[START ENTRIES]

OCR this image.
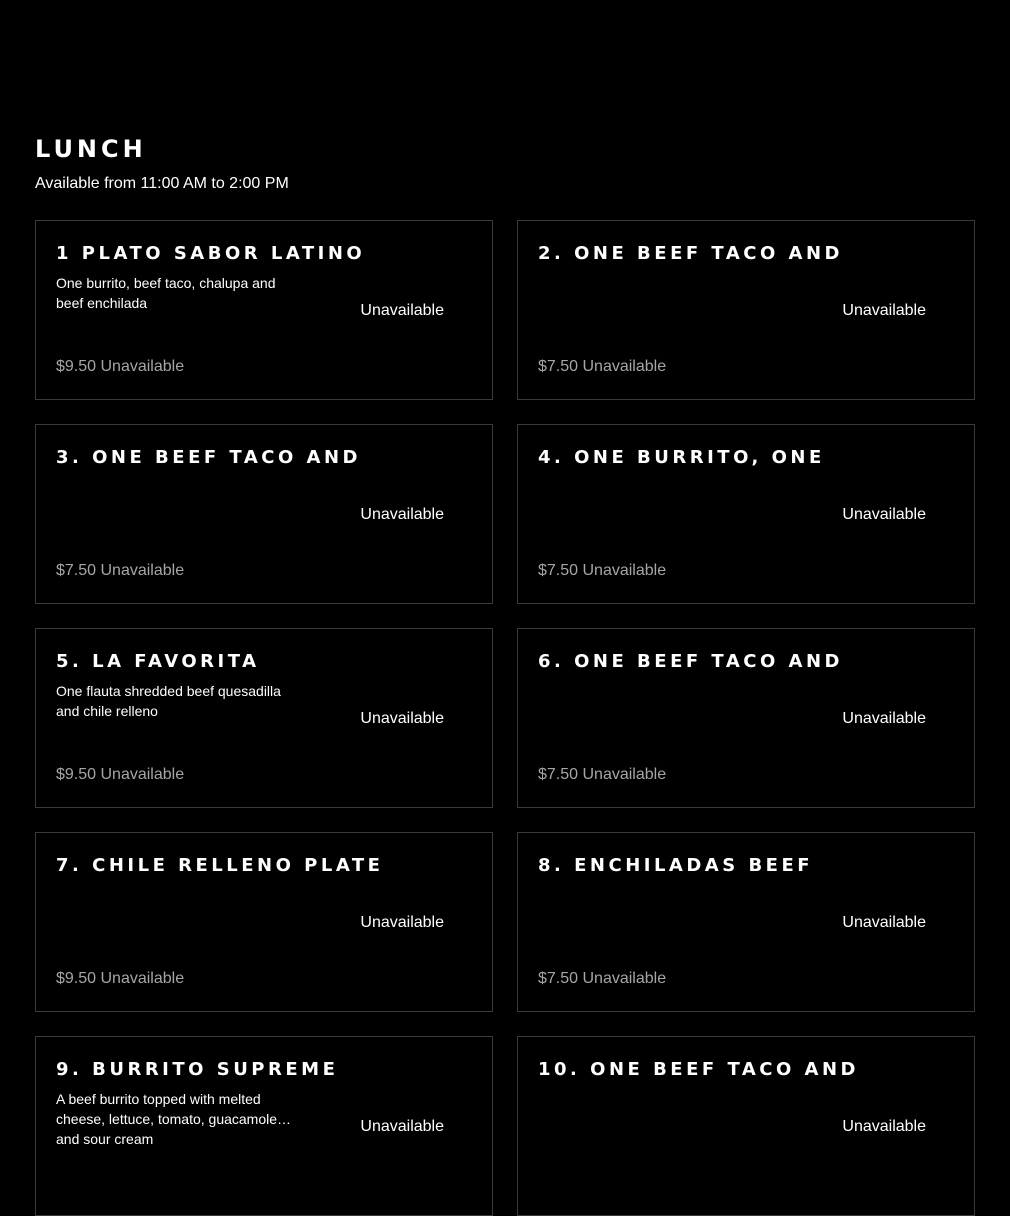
LUNCH

Available from 11:00 AM to 2:00 PM

1 PLATO SABOR LATINO
One burrito, beef taco, chalupa and beef enchilada	Unavailable
$9.50 Unavailable
2. ONE BEEF TACO AND
Unavailable
$7.50 Unavailable
3. ONE BEEF TACO AND
Unavailable
$7.50 Unavailable
4. ONE BURRITO, ONE
Unavailable
$7.50 Unavailable
5. LA FAVORITA
One flauta shredded beef quesadilla and chile relleno	Unavailable
$9.50 Unavailable
6. ONE BEEF TACO AND
Unavailable
$7.50 Unavailable
7. CHILE RELLENO PLATE
Unavailable
$9.50 Unavailable
8. ENCHILADAS BEEF
Unavailable
$7.50 Unavailable
9. BURRITO SUPREME
A beef burrito topped with melted cheese, lettuce, tomato, guacamole and sour cream
Unavailable
10. ONE BEEF TACO AND
Unavailable
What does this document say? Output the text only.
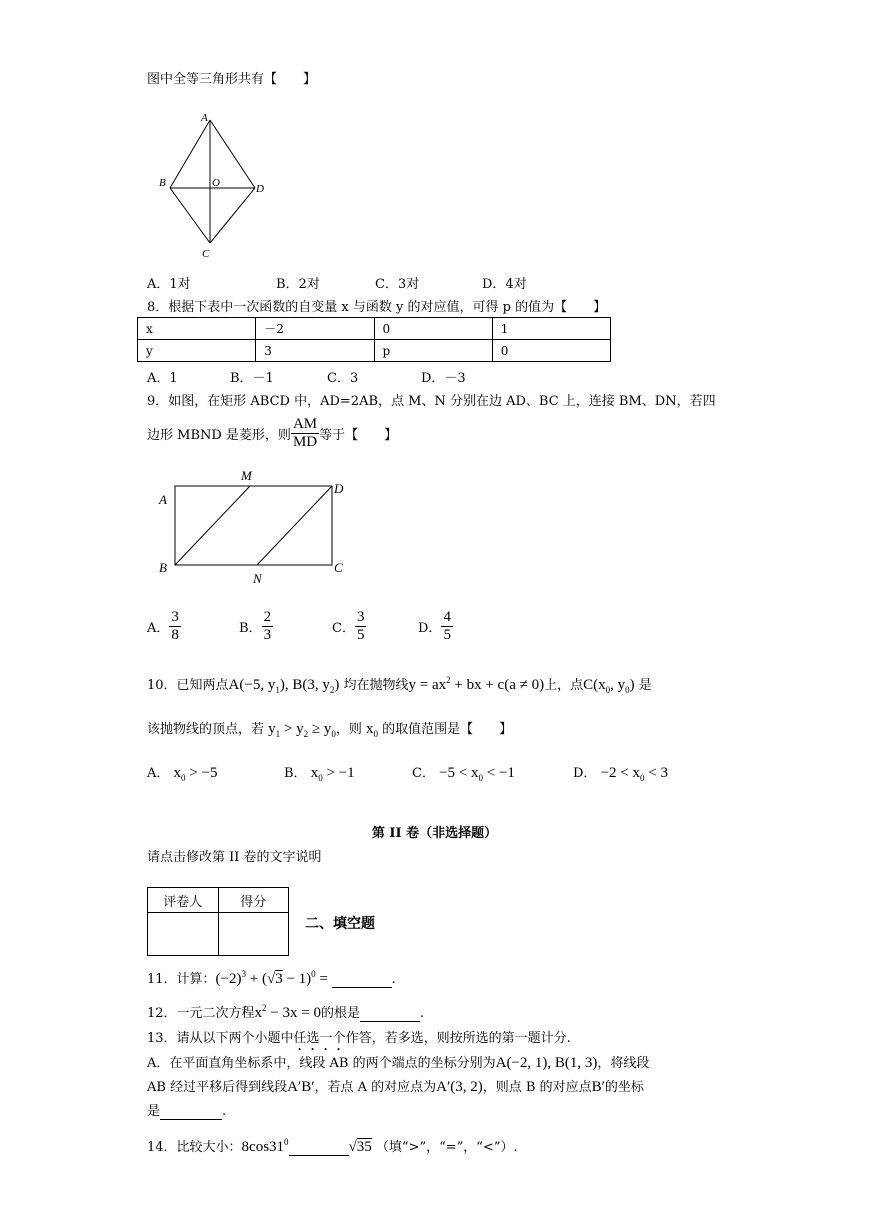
图中全等三角形共有【　　】
A
B	O	D
C
A．1对	B．2对	C．3对	D．4对
8．根据下表中一次函数的自变量 x 与函数 y 的对应值，可得 p 的值为【　　】
x	－2	0	1
y	3	p	0
A．1	B．－1	C．3	D．－3
9．如图，在矩形 ABCD 中，AD=2AB，点 M、N 分别在边 AD、BC 上，连接 BM、DN，若四
边形 MBND 是菱形，则 $\frac{AM}{MD}$ 等于【　　】
A
M
D
B
N
C
A． $\frac{3}{8}$	B． $\frac{2}{3}$	C． $\frac{3}{5}$	D． $\frac{4}{5}$
10．已知两点A(−5, $y_1$), B(3, $y_2$) 均在抛物线$y = ax^2$ + bx + c(a ≠ 0)上，点$C(x_0$, $y_0$) 是
该抛物线的顶点，若 $y_1 > y_2 \ge y_0$，则 $x_0$ 的取值范围是【　　】
A． $x_0 > -5$	B． $x_0 > -1$	C． $-5 < x_0 < -1$	D． $-2 < x_0 < 3$
第 II 卷（非选择题）
请点击修改第 II 卷的文字说明
评卷人	得分

二、填空题
11．计算：$(-2)^3 + (√3 - 1)^0$ =	.
12．一元二次方程$x^2 - 3x = 0$的根是	.
13．请从以下两个小题中任选一个作答，若多选，则按所选的第一题计分.
A．在平面直角坐标系中，线段 AB 的两个端点的坐标分别为A(−2, 1), B(1, 3)，将线段
AB 经过平移后得到线段A′B′，若点 A 的对应点为A′(3, 2)，则点 B 的对应点B′的坐标
是	.
14．比较大小：$8\cos 31^0$	√35 （填“>”，“=”，“<”）.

[END ENTRIES]

EXERCISE AIM: From the line containing "What does this" through the last line of the material above, write out each line exactly, leaving aside all pictures.

PROBLEM SOLUTION:
What does this document say? Output the text only.
图中全等三角形共有【　　】
A
B	O	D
C
A．1对	B．2对	C．3对	D．4对
8．根据下表中一次函数的自变量 x 与函数 y 的对应值，可得 p 的值为【　　】
x	－2	0	1
y	3	p	0
A．1	B．－1	C．3	D．－3
9．如图，在矩形 ABCD 中，AD=2AB，点 M、N 分别在边 AD、BC 上，连接 BM、DN，若四
边形 MBND 是菱形，则 $\frac{AM}{MD}$ 等于【　　】
A
M
D
B
N
C
A． $\frac{3}{8}$	B． $\frac{2}{3}$	C． $\frac{3}{5}$	D． $\frac{4}{5}$
10．已知两点A(−5, $y_1$), B(3, $y_2$) 均在抛物线$y = ax^2$ + bx + c(a ≠ 0)上，点$C(x_0$, $y_0$) 是
该抛物线的顶点，若 $y_1 > y_2 \ge y_0$，则 $x_0$ 的取值范围是【　　】
A． $x_0 > -5$	B． $x_0 > -1$	C． $-5 < x_0 < -1$	D． $-2 < x_0 < 3$
第 II 卷（非选择题）
请点击修改第 II 卷的文字说明
评卷人	得分

二、填空题
11．计算：$(-2)^3 + (√3 - 1)^0$ =	.
12．一元二次方程$x^2 - 3x = 0$的根是	.
13．请从以下两个小题中任选一个作答，若多选，则按所选的第一题计分.
A．在平面直角坐标系中，线段 AB 的两个端点的坐标分别为A(−2, 1), B(1, 3)，将线段
AB 经过平移后得到线段A′B′，若点 A 的对应点为A′(3, 2)，则点 B 的对应点B′的坐标
是	.
14．比较大小：$8\cos 31^0$	√35 （填“>”，“=”，“<”）.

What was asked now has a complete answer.